:: PROBLEM DETAILS ::
Copy each line that contains the string "this".

:: INPUT DATA ::
***

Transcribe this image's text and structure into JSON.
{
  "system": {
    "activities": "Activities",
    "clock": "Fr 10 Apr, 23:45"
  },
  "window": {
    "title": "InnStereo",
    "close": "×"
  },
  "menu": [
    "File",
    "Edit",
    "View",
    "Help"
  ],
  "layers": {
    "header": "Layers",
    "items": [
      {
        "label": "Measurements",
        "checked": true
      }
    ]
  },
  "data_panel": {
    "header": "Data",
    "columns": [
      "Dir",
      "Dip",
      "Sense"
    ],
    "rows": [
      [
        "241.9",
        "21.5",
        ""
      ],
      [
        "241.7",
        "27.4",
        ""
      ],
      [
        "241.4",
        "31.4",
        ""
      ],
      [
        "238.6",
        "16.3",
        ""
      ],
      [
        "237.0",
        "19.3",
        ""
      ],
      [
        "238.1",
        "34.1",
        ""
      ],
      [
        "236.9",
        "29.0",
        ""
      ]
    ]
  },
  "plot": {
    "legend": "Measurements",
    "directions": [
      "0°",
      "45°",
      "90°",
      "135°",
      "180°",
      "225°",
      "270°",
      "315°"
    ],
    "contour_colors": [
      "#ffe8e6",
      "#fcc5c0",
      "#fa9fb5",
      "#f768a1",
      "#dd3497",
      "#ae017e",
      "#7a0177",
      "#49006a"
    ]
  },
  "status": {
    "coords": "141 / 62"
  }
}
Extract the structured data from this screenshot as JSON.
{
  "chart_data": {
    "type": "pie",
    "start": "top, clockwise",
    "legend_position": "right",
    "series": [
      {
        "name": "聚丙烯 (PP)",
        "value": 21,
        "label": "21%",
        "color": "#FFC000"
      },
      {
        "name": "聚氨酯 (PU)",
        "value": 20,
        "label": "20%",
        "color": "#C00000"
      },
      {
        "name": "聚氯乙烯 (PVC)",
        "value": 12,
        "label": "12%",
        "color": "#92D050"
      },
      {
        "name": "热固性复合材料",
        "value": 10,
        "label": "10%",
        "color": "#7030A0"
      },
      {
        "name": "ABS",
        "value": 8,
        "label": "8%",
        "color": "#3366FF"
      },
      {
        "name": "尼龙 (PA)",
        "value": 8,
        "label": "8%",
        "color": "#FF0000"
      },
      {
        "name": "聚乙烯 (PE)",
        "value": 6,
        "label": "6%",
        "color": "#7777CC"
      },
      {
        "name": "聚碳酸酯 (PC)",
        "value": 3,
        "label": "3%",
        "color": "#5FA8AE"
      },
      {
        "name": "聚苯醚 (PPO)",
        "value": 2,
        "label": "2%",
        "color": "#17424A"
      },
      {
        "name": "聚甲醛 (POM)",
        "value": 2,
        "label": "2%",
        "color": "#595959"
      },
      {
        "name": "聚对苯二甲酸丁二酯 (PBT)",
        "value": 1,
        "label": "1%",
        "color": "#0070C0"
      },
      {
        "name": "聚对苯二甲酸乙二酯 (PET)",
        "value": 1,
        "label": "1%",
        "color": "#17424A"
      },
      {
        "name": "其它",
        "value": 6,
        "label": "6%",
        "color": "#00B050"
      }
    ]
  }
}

***

:: FULL ANSWER ::
Transcribe this image's text and structure into JSON.
Extract the structured data from this screenshot as JSON.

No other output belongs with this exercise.